DATA ROWS:
/---
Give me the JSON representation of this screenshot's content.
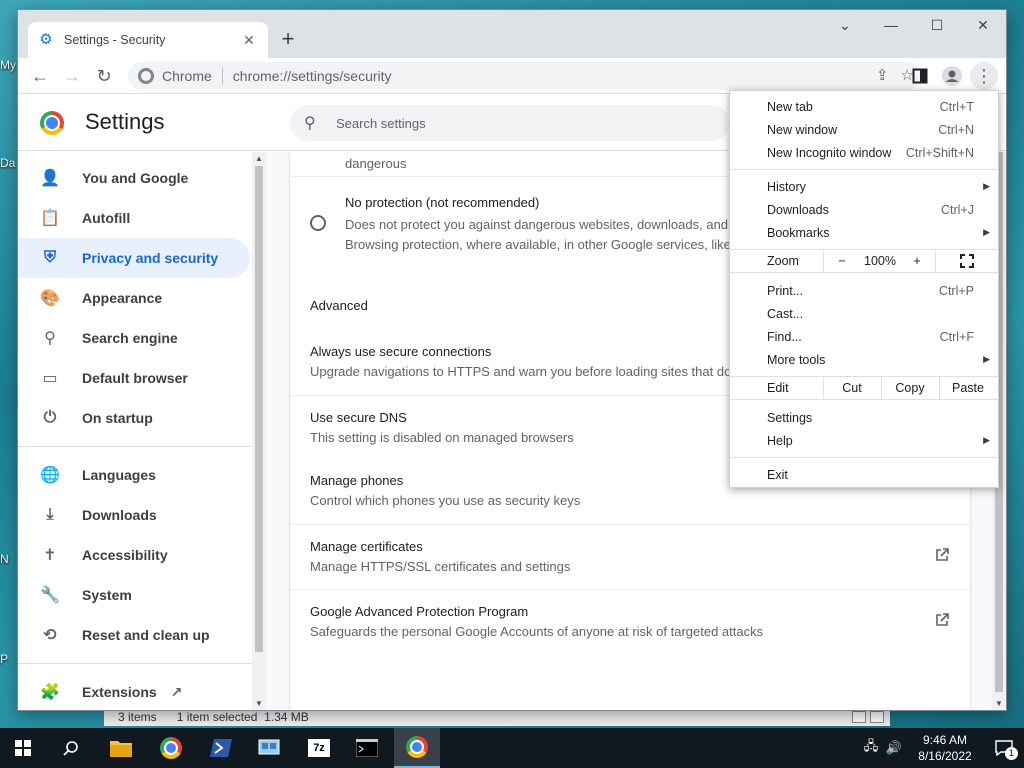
{
  "desktop": {
    "icon_labels": [
      "My",
      "Da",
      "N",
      "P"
    ]
  },
  "explorer_status": {
    "items": "3 items",
    "selected": "1 item selected",
    "size": "1.34 MB"
  },
  "window": {
    "tab_title": "Settings - Security",
    "new_tab_glyph": "+",
    "controls": {
      "dropdown": "⌄",
      "minimize": "—",
      "maximize": "☐",
      "close": "✕"
    }
  },
  "toolbar": {
    "back": "←",
    "forward": "→",
    "reload": "↻",
    "omni_chip": "Chrome",
    "url": "chrome://settings/security"
  },
  "settings": {
    "title": "Settings",
    "search_placeholder": "Search settings",
    "nav": [
      {
        "label": "You and Google",
        "icon": "person-icon"
      },
      {
        "label": "Autofill",
        "icon": "clipboard-icon"
      },
      {
        "label": "Privacy and security",
        "icon": "shield-icon",
        "active": true
      },
      {
        "label": "Appearance",
        "icon": "palette-icon"
      },
      {
        "label": "Search engine",
        "icon": "search-icon"
      },
      {
        "label": "Default browser",
        "icon": "browser-icon"
      },
      {
        "label": "On startup",
        "icon": "power-icon"
      },
      {
        "label": "Languages",
        "icon": "globe-icon"
      },
      {
        "label": "Downloads",
        "icon": "download-icon"
      },
      {
        "label": "Accessibility",
        "icon": "accessibility-icon"
      },
      {
        "label": "System",
        "icon": "wrench-icon"
      },
      {
        "label": "Reset and clean up",
        "icon": "history-icon"
      },
      {
        "label": "Extensions",
        "icon": "puzzle-icon"
      }
    ],
    "content": {
      "cut_text": "dangerous",
      "no_protection_title": "No protection (not recommended)",
      "no_protection_desc_1": "Does not protect you against dangerous websites, downloads, and",
      "no_protection_desc_2": "Browsing protection, where available, in other Google services, like",
      "advanced_label": "Advanced",
      "rows": [
        {
          "title": "Always use secure connections",
          "sub": "Upgrade navigations to HTTPS and warn you before loading sites that do"
        },
        {
          "title": "Use secure DNS",
          "sub": "This setting is disabled on managed browsers"
        },
        {
          "title": "Manage phones",
          "sub": "Control which phones you use as security keys"
        },
        {
          "title": "Manage certificates",
          "sub": "Manage HTTPS/SSL certificates and settings"
        },
        {
          "title": "Google Advanced Protection Program",
          "sub": "Safeguards the personal Google Accounts of anyone at risk of targeted attacks"
        }
      ]
    }
  },
  "menu": {
    "new_tab": "New tab",
    "new_tab_sc": "Ctrl+T",
    "new_window": "New window",
    "new_window_sc": "Ctrl+N",
    "new_incognito": "New Incognito window",
    "new_incognito_sc": "Ctrl+Shift+N",
    "history": "History",
    "downloads": "Downloads",
    "downloads_sc": "Ctrl+J",
    "bookmarks": "Bookmarks",
    "zoom": "Zoom",
    "zoom_minus": "−",
    "zoom_level": "100%",
    "zoom_plus": "+",
    "print": "Print...",
    "print_sc": "Ctrl+P",
    "cast": "Cast...",
    "find": "Find...",
    "find_sc": "Ctrl+F",
    "more_tools": "More tools",
    "edit": "Edit",
    "cut": "Cut",
    "copy": "Copy",
    "paste": "Paste",
    "settings": "Settings",
    "help": "Help",
    "exit": "Exit"
  },
  "taskbar": {
    "time": "9:46 AM",
    "date": "8/16/2022",
    "notifications": "1",
    "apps": [
      "file-explorer-icon",
      "chrome-icon",
      "powershell-icon",
      "network-icon",
      "7zip-icon",
      "terminal-icon",
      "chrome-icon"
    ],
    "app_7zip_label": "7z"
  }
}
\---
EXERCISE OBJECTIVE:
Report how many lines in these entries contain "Advanced". Answer with the number only.

RESULT OF THIS TASK:
2